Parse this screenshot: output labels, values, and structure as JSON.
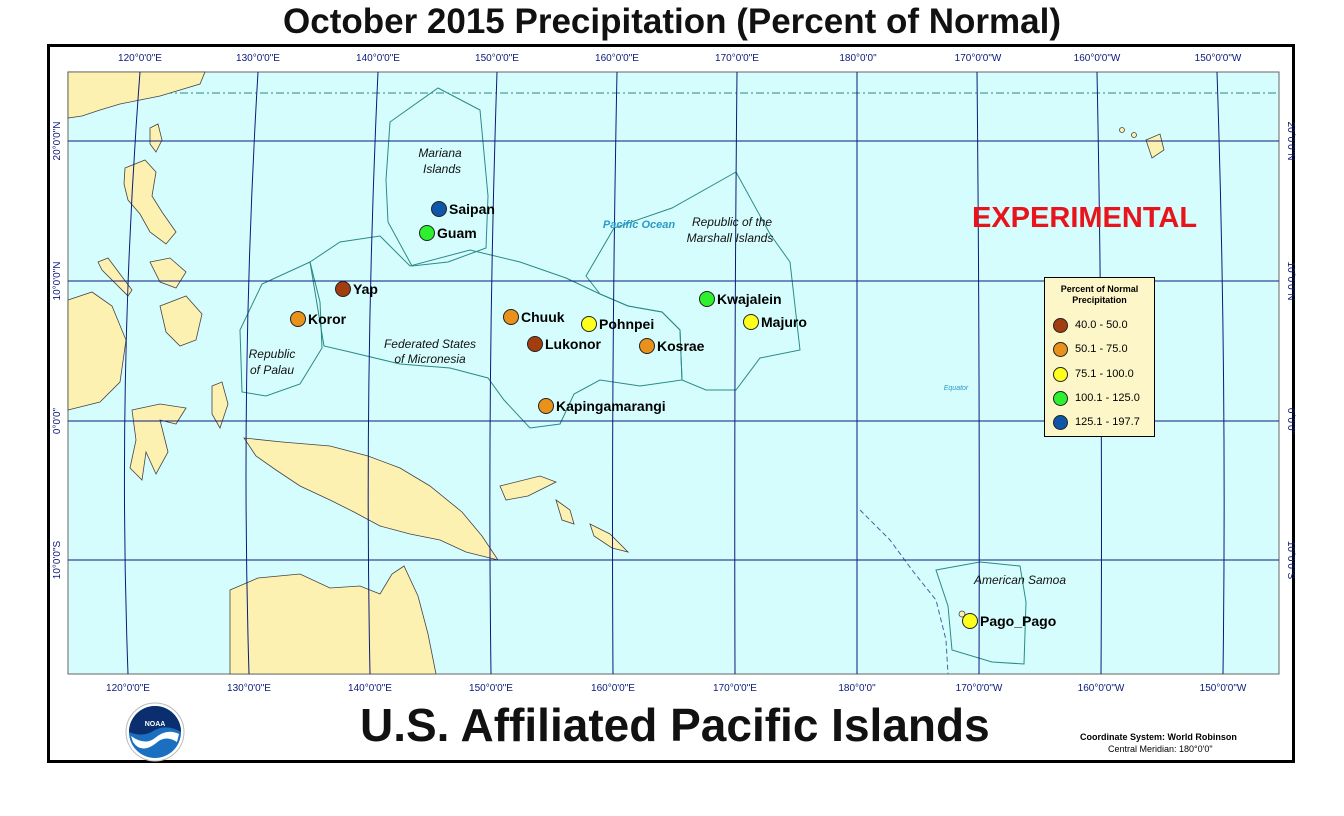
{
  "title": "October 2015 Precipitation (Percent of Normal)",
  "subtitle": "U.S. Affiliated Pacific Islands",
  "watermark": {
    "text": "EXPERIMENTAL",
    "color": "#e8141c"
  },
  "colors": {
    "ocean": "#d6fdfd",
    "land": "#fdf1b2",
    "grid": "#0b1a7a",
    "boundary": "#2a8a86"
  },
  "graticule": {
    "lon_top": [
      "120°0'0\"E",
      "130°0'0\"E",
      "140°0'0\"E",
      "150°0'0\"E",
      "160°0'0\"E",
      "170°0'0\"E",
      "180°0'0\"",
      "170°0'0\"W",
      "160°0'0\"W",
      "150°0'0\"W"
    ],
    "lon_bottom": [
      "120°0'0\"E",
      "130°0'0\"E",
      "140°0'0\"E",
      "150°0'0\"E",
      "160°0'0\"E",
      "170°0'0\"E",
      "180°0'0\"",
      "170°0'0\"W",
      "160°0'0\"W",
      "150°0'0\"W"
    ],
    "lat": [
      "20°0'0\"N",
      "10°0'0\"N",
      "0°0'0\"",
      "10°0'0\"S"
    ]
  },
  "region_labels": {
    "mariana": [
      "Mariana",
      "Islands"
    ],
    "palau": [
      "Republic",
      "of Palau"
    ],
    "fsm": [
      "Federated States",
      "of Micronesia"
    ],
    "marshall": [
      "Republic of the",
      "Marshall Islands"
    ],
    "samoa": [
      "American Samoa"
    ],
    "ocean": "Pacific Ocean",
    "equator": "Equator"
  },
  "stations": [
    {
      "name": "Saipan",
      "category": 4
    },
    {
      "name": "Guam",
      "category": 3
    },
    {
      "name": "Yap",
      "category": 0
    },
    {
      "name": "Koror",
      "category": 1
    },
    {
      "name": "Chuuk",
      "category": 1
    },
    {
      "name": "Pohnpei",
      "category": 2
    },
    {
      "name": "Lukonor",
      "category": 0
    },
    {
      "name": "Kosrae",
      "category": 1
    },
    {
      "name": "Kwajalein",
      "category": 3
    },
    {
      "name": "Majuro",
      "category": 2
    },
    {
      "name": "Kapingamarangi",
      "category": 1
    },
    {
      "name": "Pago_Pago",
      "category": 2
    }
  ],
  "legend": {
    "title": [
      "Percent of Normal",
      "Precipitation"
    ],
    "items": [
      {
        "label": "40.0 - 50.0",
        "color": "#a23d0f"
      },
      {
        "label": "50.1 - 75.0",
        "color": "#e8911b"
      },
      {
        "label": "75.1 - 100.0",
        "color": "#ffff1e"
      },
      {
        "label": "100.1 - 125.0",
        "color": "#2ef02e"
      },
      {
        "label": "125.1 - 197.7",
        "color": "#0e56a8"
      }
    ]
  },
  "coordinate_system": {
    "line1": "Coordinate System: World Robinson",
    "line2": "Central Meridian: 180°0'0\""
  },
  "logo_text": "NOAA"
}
==*==
> **What is asked**: Repeat every record above exactly, but leave out any pictures.

> **Exercise result**:
Parse this screenshot: output labels, values, and structure as JSON.
{
  "title": "October 2015 Precipitation (Percent of Normal)",
  "subtitle": "U.S. Affiliated Pacific Islands",
  "watermark": {
    "text": "EXPERIMENTAL",
    "color": "#e8141c"
  },
  "colors": {
    "ocean": "#d6fdfd",
    "land": "#fdf1b2",
    "grid": "#0b1a7a",
    "boundary": "#2a8a86"
  },
  "graticule": {
    "lon_top": [
      "120°0'0\"E",
      "130°0'0\"E",
      "140°0'0\"E",
      "150°0'0\"E",
      "160°0'0\"E",
      "170°0'0\"E",
      "180°0'0\"",
      "170°0'0\"W",
      "160°0'0\"W",
      "150°0'0\"W"
    ],
    "lon_bottom": [
      "120°0'0\"E",
      "130°0'0\"E",
      "140°0'0\"E",
      "150°0'0\"E",
      "160°0'0\"E",
      "170°0'0\"E",
      "180°0'0\"",
      "170°0'0\"W",
      "160°0'0\"W",
      "150°0'0\"W"
    ],
    "lat": [
      "20°0'0\"N",
      "10°0'0\"N",
      "0°0'0\"",
      "10°0'0\"S"
    ]
  },
  "region_labels": {
    "mariana": [
      "Mariana",
      "Islands"
    ],
    "palau": [
      "Republic",
      "of Palau"
    ],
    "fsm": [
      "Federated States",
      "of Micronesia"
    ],
    "marshall": [
      "Republic of the",
      "Marshall Islands"
    ],
    "samoa": [
      "American Samoa"
    ],
    "ocean": "Pacific Ocean",
    "equator": "Equator"
  },
  "stations": [
    {
      "name": "Saipan",
      "category": 4
    },
    {
      "name": "Guam",
      "category": 3
    },
    {
      "name": "Yap",
      "category": 0
    },
    {
      "name": "Koror",
      "category": 1
    },
    {
      "name": "Chuuk",
      "category": 1
    },
    {
      "name": "Pohnpei",
      "category": 2
    },
    {
      "name": "Lukonor",
      "category": 0
    },
    {
      "name": "Kosrae",
      "category": 1
    },
    {
      "name": "Kwajalein",
      "category": 3
    },
    {
      "name": "Majuro",
      "category": 2
    },
    {
      "name": "Kapingamarangi",
      "category": 1
    },
    {
      "name": "Pago_Pago",
      "category": 2
    }
  ],
  "legend": {
    "title": [
      "Percent of Normal",
      "Precipitation"
    ],
    "items": [
      {
        "label": "40.0 - 50.0",
        "color": "#a23d0f"
      },
      {
        "label": "50.1 - 75.0",
        "color": "#e8911b"
      },
      {
        "label": "75.1 - 100.0",
        "color": "#ffff1e"
      },
      {
        "label": "100.1 - 125.0",
        "color": "#2ef02e"
      },
      {
        "label": "125.1 - 197.7",
        "color": "#0e56a8"
      }
    ]
  },
  "coordinate_system": {
    "line1": "Coordinate System: World Robinson",
    "line2": "Central Meridian: 180°0'0\""
  },
  "logo_text": "NOAA"
}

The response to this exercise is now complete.